## Work instruction
What lines of the data hold the string "Stellung"? Pull each one out.

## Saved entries
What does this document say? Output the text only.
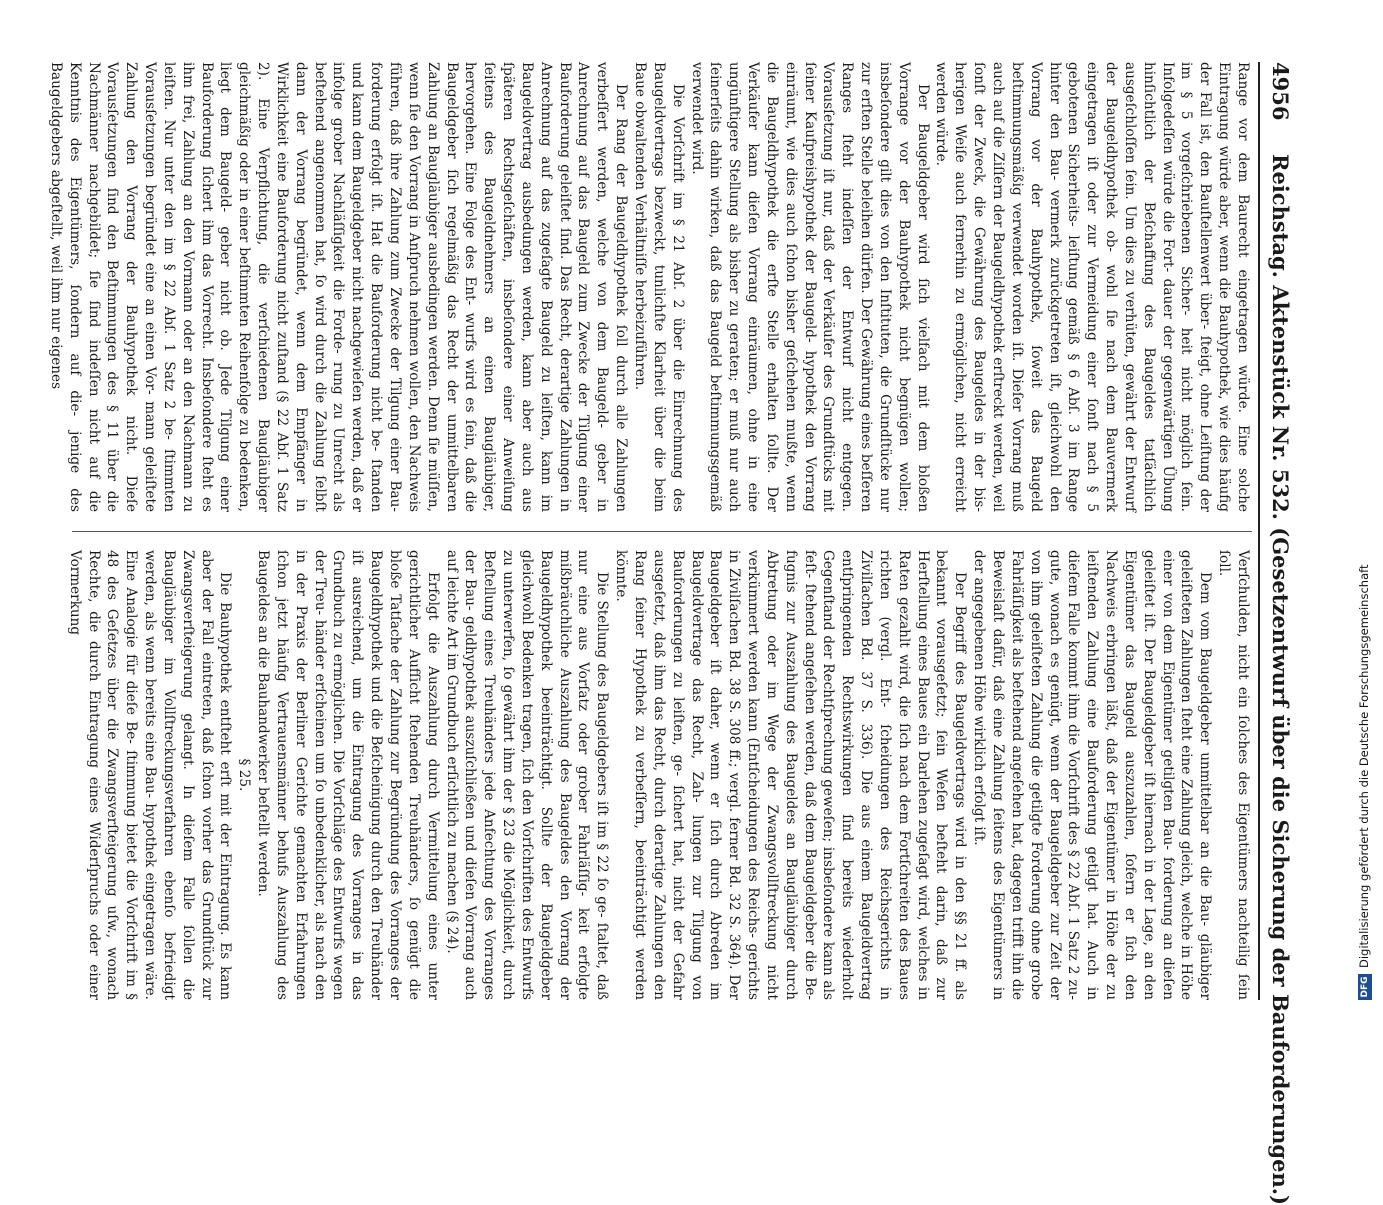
4956
Reichstag. Aktenstück Nr. 532. (Gesetzentwurf über die Sicherung der Bauforderungen.)

Range vor dem Baurecht eingetragen würde. Eine solche Eintragung würde aber, wenn die Bauhypothek, wie dies häufig der Fall ist, den Bauſtellenwert über- ſteigt, ohne Leiſtung der im § 5 vorgeſchriebenen Sicher- heit nicht möglich ſein. Infolgedeſſen würde die Fort- dauer der gegenwärtigen Übung hinſichtlich der Beſchaffung des Baugeldes tatſächlich ausgeſchloſſen ſein. Um dies zu verhüten, gewährt der Entwurf der Baugeldhypothek ob- wohl ſie nach dem Bauvermerk eingetragen iſt oder zur Vermeidung einer ſonſt nach § 5 gebotenen Sicherheits- leiſtung gemäß § 6 Abſ. 3 im Range hinter den Bau- vermerk zurückgetreten iſt, gleichwohl den Vorrang vor der Bauhypothek, ſoweit das Baugeld beſtimmungsmäßig verwendet worden iſt. Dieſer Vorrang muß auch auf die Ziſſern der Baugeldhypothek erſtreckt werden, weil ſonſt der Zweck, die Gewährung des Baugeldes in der bis- herigen Weiſe auch fernerhin zu ermöglichen, nicht erreicht werden würde.

Der Baugeldgeber wird ſich vielfach mit dem bloßen Vorrange vor der Bauhypothek nicht begnügen wollen; insbeſondere gilt dies von den Inſtituten, die Grundſtücke nur zur erſten Stelle beleihen dürfen. Der Gewährung eines beſſeren Ranges ſteht indeſſen der Entwurf nicht entgegen. Vorausſetzung iſt nur, daß der Verkäufer des Grundſtücks mit ſeiner Kaufpreishypothek der Baugeld- hypothek den Vorrang einräumt, wie dies auch ſchon bisher geſchehen mußte, wenn die Baugeldhypothek die erſte Stelle erhalten ſollte. Der Verkäufer kann dieſen Vorrang einräumen, ohne in eine ungünſtigere Stellung als bisher zu geraten; er muß nur auch ſeinerſeits dahin wirken, daß das Baugeld beſtimmungsgemäß verwendet wird.

Die Vorſchrift im § 21 Abſ. 2 über die Einrechnung des Baugeldvertrags bezweckt, tunlichſte Klarheit über die beim Baue obwaltenden Verhältniſſe herbeizuführen.

Der Rang der Baugeldhypothek ſoll durch alle Zahlungen verbeſſert werden, welche von dem Baugeld- geber in Anrechnung auf das Baugeld zum Zwecke der Tilgung einer Bauforderung geleiſtet ſind. Das Recht, derartige Zahlungen in Anrechnung auf das zugeſagte Baugeld zu leiſten, kann im Baugeldvertrag ausbedungen werden, kann aber auch aus ſpäteren Rechtsgeſchäften, insbeſondere einer Anweiſung ſeitens des Baugeldnehmers an einen Baugläubiger, hervorgehen. Eine Folge des Ent- wurfs wird es ſein, daß die Baugeldgeber ſich regelmäßig das Recht der unmittelbaren Zahlung an Baugläubiger ausbedingen werden. Denn ſie müſſen, wenn ſie den Vorrang in Anſpruch nehmen wollen, den Nachweis führen, daß ihre Zahlung zum Zwecke der Tilgung einer Bau- forderung erfolgt iſt. Hat die Bauforderung nicht be- ſtanden und kann dem Baugeldgeber nicht nachgewieſen werden, daß er infolge grober Nachläſſigkeit die Forde- rung zu Unrecht als beſtehend angenommen hat, ſo wird durch die Zahlung ſelbſt dann der Vorrang begründet, wenn dem Empfänger in Wirklichkeit eine Bauforderung nicht zuſtand (§ 22 Abſ. 1 Satz 2). Eine Verpflichtung, die verſchiedenen Baugläubiger gleichmäßig oder in einer beſtimmten Reihenfolge zu bedenken, liegt dem Baugeld- geber nicht ob. Jede Tilgung einer Bauforderung ſichert ihm das Vorrecht. Insbeſondere ſteht es ihm frei, Zahlung an den Vormann oder an den Nachmann zu leiſten. Nur unter den im § 22 Abſ. 1 Satz 2 be- ſtimmten Vorausſetzungen begründet eine an einen Vor- mann geleiſtete Zahlung den Vorrang der Bauhypothek nicht. Dieſe Vorausſetzungen ſind den Beſtimmungen des § 11 über die Nachmänner nachgebildet; ſie ſind indeſſen nicht auf die Kenntnis des Eigentümers, ſondern auf die- jenige des Baugeldgebers abgeſtellt, weil ihm nur eigenes

Verſchulden, nicht ein ſolches des Eigentümers nachteilig ſein ſoll.

Dem vom Baugeldgeber unmittelbar an die Bau- gläubiger geleiſteten Zahlungen ſteht eine Zahlung gleich, welche in Höhe einer von dem Eigentümer getilgten Bau- forderung an dieſen geleiſtet iſt. Der Baugeldgeber iſt hiernach in der Lage, an den Eigentümer das Baugeld auszuzahlen, ſofern er ſich den Nachweis erbringen läßt, daß der Eigentümer in Höhe der zu leiſtenden Zahlung eine Bauforderung getilgt hat. Auch in dieſem Falle kommt ihm die Vorſchrift des § 22 Abſ. 1 Satz 2 zu- gute, wonach es genügt, wenn der Baugeldgeber zur Zeit der von ihm geleiſteten Zahlung die getilgte Forderung ohne grobe Fahrläſſigkeit als beſtehend angeſehen hat, dagegen trifft ihn die Beweislaſt dafür, daß eine Zahlung ſeitens des Eigentümers in der angegebenen Höhe wirklich erfolgt iſt.

Der Begriff des Baugeldvertrags wird in den §§ 21 ff. als bekannt vorausgeſetzt; ſein Weſen beſteht darin, daß zur Herſtellung eines Baues ein Darlehen zugeſagt wird, welches in Raten gezahlt wird, die ſich nach dem Fortſchreiten des Baues richten (vergl. Ent- ſcheidungen des Reichsgerichts in Zivilſachen Bd. 37 S. 336). Die aus einem Baugeldvertrag entſpringenden Rechtswirkungen ſind bereits wiederholt Gegenſtand der Rechtſprechung geweſen; insbeſondere kann als feſt- ſtehend angeſehen werden, daß dem Baugeldgeber die Be- fugnis zur Auszahlung des Baugeldes an Baugläubiger durch Abtretung oder im Wege der Zwangsvollſtreckung nicht verkümmert werden kann (Entſcheidungen des Reichs- gerichts in Zivilſachen Bd. 38 S. 308 ff.; vergl. ferner Bd. 32 S. 364). Der Baugeldgeber iſt daher, wenn er ſich durch Abreden im Baugeldvertrage das Recht, Zah- lungen zur Tilgung von Bauforderungen zu leiſten, ge- ſichert hat, nicht der Gefahr ausgeſetzt, daß ihm das Recht, durch derartige Zahlungen den Rang ſeiner Hypothek zu verbeſſern, beeinträchtigt werden könnte.

Die Stellung des Baugeldgebers iſt im § 22 ſo ge- ſtaltet, daß nur eine aus Vorſatz oder grober Fahrläſſig- keit erfolgte mißbräuchliche Auszahlung des Baugeldes den Vorrang der Baugeldhypothek beeinträchtigt. Sollte der Baugeldgeber gleichwohl Bedenken tragen, ſich den Vorſchriften des Entwurfs zu unterwerfen, ſo gewährt ihm der § 23 die Möglichkeit, durch Beſtellung eines Treuhänders jede Anfechtung des Vorranges der Bau- geldhypothek auszuſchließen und dieſen Vorrang auch auf leichte Art im Grundbuch erſichtlich zu machen (§ 24).

Erfolgt die Auszahlung durch Vermittelung eines unter gerichtlicher Aufſicht ſtehenden Treuhänders, ſo genügt die bloße Tatſache der Zahlung zur Begründung des Vorranges der Baugeldhypothek und die Beſcheinigung durch den Treuhänder iſt ausreichend, um die Eintragung des Vorranges in das Grundbuch zu ermöglichen. Die Vorſchläge des Entwurfs wegen der Treu- händer erſcheinen um ſo unbedenklicher, als nach den in der Praxis der Berliner Gerichte gemachten Erfahrungen ſchon jetzt häufig Vertrauensmänner behufs Auszahlung des Baugeldes an die Bauhandwerker beſtellt werden.

§ 25.

Die Bauhypothek entſteht erſt mit der Eintragung. Es kann aber der Fall eintreten, daß ſchon vorher das Grundſtück zur Zwangsverſteigerung gelangt. In dieſem Falle ſollen die Baugläubiger im Vollſtreckungsverfahren ebenſo befriedigt werden, als wenn bereits eine Bau- hypothek eingetragen wäre. Eine Analogie für dieſe Be- ſtimmung bietet die Vorſchrift im § 48 des Geſetzes über die Zwangsverſteigerung uſw., wonach Rechte, die durch Eintragung eines Widerſpruchs oder einer Vormerkung

DFGDigitalisierung gefördert durch die Deutsche Forschungsgemeinschaft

## Response below
Der Baugeldgeber wird ſich vielfach mit dem bloßen Vorrange vor der Bauhypothek nicht begnügen wollen; insbeſondere gilt dies von den Inſtituten, die Grundſtücke nur zur erſten Stelle beleihen dürfen. Der Gewährung eines beſſeren Ranges ſteht indeſſen der Entwurf nicht entgegen. Vorausſetzung iſt nur, daß der Verkäufer des Grundſtücks mit ſeiner Kaufpreishypothek der Baugeld- hypothek den Vorrang einräumt, wie dies auch ſchon bisher geſchehen mußte, wenn die Baugeldhypothek die erſte Stelle erhalten ſollte. Der Verkäufer kann dieſen Vorrang einräumen, ohne in eine ungünſtigere Stellung als bisher zu geraten; er muß nur auch ſeinerſeits dahin wirken, daß das Baugeld beſtimmungsgemäß verwendet wird.
Die Stellung des Baugeldgebers iſt im § 22 ſo ge- ſtaltet, daß nur eine aus Vorſatz oder grober Fahrläſſig- keit erfolgte mißbräuchliche Auszahlung des Baugeldes den Vorrang der Baugeldhypothek beeinträchtigt. Sollte der Baugeldgeber gleichwohl Bedenken tragen, ſich den Vorſchriften des Entwurfs zu unterwerfen, ſo gewährt ihm der § 23 die Möglichkeit, durch Beſtellung eines Treuhänders jede Anfechtung des Vorranges der Bau- geldhypothek auszuſchließen und dieſen Vorrang auch auf leichte Art im Grundbuch erſichtlich zu machen (§ 24).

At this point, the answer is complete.